> [INSTRUCTIONS FOR THE TASK]: Transcribe the entries below exactly.

------ SUPPLIED INFORMATION ------

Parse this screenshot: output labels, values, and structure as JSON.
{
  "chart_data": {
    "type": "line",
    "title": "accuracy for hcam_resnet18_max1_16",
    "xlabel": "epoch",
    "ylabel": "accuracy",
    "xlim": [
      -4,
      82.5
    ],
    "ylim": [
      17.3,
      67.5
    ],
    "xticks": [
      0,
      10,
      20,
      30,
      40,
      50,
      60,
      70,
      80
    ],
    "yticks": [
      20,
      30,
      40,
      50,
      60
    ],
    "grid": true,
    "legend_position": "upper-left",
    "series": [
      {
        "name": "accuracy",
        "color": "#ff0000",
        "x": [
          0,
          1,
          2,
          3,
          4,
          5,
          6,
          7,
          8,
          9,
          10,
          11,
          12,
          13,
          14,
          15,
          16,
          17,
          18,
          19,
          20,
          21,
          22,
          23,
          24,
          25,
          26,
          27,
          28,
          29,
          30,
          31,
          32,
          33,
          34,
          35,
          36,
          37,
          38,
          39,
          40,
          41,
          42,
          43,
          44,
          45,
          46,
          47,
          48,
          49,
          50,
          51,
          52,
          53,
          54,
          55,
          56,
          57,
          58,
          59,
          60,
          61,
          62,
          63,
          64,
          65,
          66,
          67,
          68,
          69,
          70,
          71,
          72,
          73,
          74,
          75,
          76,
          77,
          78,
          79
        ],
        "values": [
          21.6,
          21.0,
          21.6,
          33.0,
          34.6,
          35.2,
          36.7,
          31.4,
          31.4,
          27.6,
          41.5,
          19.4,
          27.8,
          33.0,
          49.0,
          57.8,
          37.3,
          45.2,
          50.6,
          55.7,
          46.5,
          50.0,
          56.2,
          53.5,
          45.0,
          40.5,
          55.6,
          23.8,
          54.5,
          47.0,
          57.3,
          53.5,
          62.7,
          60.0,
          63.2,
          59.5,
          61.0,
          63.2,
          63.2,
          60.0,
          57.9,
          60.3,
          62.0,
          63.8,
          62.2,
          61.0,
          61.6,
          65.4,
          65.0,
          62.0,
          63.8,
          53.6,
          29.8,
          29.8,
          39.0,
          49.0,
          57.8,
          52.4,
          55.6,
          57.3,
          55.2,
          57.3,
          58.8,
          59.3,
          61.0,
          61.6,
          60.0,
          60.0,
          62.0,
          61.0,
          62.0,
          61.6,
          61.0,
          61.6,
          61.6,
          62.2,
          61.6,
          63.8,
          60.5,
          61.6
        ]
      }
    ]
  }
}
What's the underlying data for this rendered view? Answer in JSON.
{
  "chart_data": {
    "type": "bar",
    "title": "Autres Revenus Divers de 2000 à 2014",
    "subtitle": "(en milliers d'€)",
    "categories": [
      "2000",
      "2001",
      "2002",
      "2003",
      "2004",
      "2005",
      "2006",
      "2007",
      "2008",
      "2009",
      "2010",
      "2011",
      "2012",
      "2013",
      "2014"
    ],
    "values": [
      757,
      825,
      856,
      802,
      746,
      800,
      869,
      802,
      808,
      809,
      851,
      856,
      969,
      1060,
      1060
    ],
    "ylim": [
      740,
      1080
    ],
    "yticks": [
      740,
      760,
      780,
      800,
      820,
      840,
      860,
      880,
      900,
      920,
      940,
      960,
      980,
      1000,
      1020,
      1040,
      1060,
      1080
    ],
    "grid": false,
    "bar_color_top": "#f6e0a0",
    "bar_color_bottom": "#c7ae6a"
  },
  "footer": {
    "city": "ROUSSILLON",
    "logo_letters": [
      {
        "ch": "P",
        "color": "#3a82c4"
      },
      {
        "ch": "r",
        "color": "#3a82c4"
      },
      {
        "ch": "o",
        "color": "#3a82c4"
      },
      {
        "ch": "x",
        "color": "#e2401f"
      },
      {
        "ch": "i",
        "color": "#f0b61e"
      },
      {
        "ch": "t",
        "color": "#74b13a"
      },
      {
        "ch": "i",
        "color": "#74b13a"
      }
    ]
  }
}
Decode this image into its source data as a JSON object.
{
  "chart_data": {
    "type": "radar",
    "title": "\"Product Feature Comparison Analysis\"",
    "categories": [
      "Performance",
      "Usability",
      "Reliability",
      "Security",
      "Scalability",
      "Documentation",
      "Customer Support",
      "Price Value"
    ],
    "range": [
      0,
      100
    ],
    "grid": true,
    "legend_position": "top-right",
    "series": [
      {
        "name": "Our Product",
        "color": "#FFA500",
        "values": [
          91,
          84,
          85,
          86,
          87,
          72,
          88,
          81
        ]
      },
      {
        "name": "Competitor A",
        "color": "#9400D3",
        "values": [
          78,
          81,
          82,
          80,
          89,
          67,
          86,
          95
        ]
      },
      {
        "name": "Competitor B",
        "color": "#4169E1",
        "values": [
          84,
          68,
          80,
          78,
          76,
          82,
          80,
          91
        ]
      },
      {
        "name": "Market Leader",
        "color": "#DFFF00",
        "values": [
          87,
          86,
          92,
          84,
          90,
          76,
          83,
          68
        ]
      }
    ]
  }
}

------

> [EXERCISE SOLUTION]:
Parse this screenshot: output labels, values, and structure as JSON.
{
  "chart_data": {
    "type": "line",
    "title": "accuracy for hcam_resnet18_max1_16",
    "xlabel": "epoch",
    "ylabel": "accuracy",
    "xlim": [
      -4,
      82.5
    ],
    "ylim": [
      17.3,
      67.5
    ],
    "xticks": [
      0,
      10,
      20,
      30,
      40,
      50,
      60,
      70,
      80
    ],
    "yticks": [
      20,
      30,
      40,
      50,
      60
    ],
    "grid": true,
    "legend_position": "upper-left",
    "series": [
      {
        "name": "accuracy",
        "color": "#ff0000",
        "x": [
          0,
          1,
          2,
          3,
          4,
          5,
          6,
          7,
          8,
          9,
          10,
          11,
          12,
          13,
          14,
          15,
          16,
          17,
          18,
          19,
          20,
          21,
          22,
          23,
          24,
          25,
          26,
          27,
          28,
          29,
          30,
          31,
          32,
          33,
          34,
          35,
          36,
          37,
          38,
          39,
          40,
          41,
          42,
          43,
          44,
          45,
          46,
          47,
          48,
          49,
          50,
          51,
          52,
          53,
          54,
          55,
          56,
          57,
          58,
          59,
          60,
          61,
          62,
          63,
          64,
          65,
          66,
          67,
          68,
          69,
          70,
          71,
          72,
          73,
          74,
          75,
          76,
          77,
          78,
          79
        ],
        "values": [
          21.6,
          21.0,
          21.6,
          33.0,
          34.6,
          35.2,
          36.7,
          31.4,
          31.4,
          27.6,
          41.5,
          19.4,
          27.8,
          33.0,
          49.0,
          57.8,
          37.3,
          45.2,
          50.6,
          55.7,
          46.5,
          50.0,
          56.2,
          53.5,
          45.0,
          40.5,
          55.6,
          23.8,
          54.5,
          47.0,
          57.3,
          53.5,
          62.7,
          60.0,
          63.2,
          59.5,
          61.0,
          63.2,
          63.2,
          60.0,
          57.9,
          60.3,
          62.0,
          63.8,
          62.2,
          61.0,
          61.6,
          65.4,
          65.0,
          62.0,
          63.8,
          53.6,
          29.8,
          29.8,
          39.0,
          49.0,
          57.8,
          52.4,
          55.6,
          57.3,
          55.2,
          57.3,
          58.8,
          59.3,
          61.0,
          61.6,
          60.0,
          60.0,
          62.0,
          61.0,
          62.0,
          61.6,
          61.0,
          61.6,
          61.6,
          62.2,
          61.6,
          63.8,
          60.5,
          61.6
        ]
      }
    ]
  }
}
What's the underlying data for this rendered view? Answer in JSON.
{
  "chart_data": {
    "type": "bar",
    "title": "Autres Revenus Divers de 2000 à 2014",
    "subtitle": "(en milliers d'€)",
    "categories": [
      "2000",
      "2001",
      "2002",
      "2003",
      "2004",
      "2005",
      "2006",
      "2007",
      "2008",
      "2009",
      "2010",
      "2011",
      "2012",
      "2013",
      "2014"
    ],
    "values": [
      757,
      825,
      856,
      802,
      746,
      800,
      869,
      802,
      808,
      809,
      851,
      856,
      969,
      1060,
      1060
    ],
    "ylim": [
      740,
      1080
    ],
    "yticks": [
      740,
      760,
      780,
      800,
      820,
      840,
      860,
      880,
      900,
      920,
      940,
      960,
      980,
      1000,
      1020,
      1040,
      1060,
      1080
    ],
    "grid": false,
    "bar_color_top": "#f6e0a0",
    "bar_color_bottom": "#c7ae6a"
  },
  "footer": {
    "city": "ROUSSILLON",
    "logo_letters": [
      {
        "ch": "P",
        "color": "#3a82c4"
      },
      {
        "ch": "r",
        "color": "#3a82c4"
      },
      {
        "ch": "o",
        "color": "#3a82c4"
      },
      {
        "ch": "x",
        "color": "#e2401f"
      },
      {
        "ch": "i",
        "color": "#f0b61e"
      },
      {
        "ch": "t",
        "color": "#74b13a"
      },
      {
        "ch": "i",
        "color": "#74b13a"
      }
    ]
  }
}
Decode this image into its source data as a JSON object.
{
  "chart_data": {
    "type": "radar",
    "title": "\"Product Feature Comparison Analysis\"",
    "categories": [
      "Performance",
      "Usability",
      "Reliability",
      "Security",
      "Scalability",
      "Documentation",
      "Customer Support",
      "Price Value"
    ],
    "range": [
      0,
      100
    ],
    "grid": true,
    "legend_position": "top-right",
    "series": [
      {
        "name": "Our Product",
        "color": "#FFA500",
        "values": [
          91,
          84,
          85,
          86,
          87,
          72,
          88,
          81
        ]
      },
      {
        "name": "Competitor A",
        "color": "#9400D3",
        "values": [
          78,
          81,
          82,
          80,
          89,
          67,
          86,
          95
        ]
      },
      {
        "name": "Competitor B",
        "color": "#4169E1",
        "values": [
          84,
          68,
          80,
          78,
          76,
          82,
          80,
          91
        ]
      },
      {
        "name": "Market Leader",
        "color": "#DFFF00",
        "values": [
          87,
          86,
          92,
          84,
          90,
          76,
          83,
          68
        ]
      }
    ]
  }
}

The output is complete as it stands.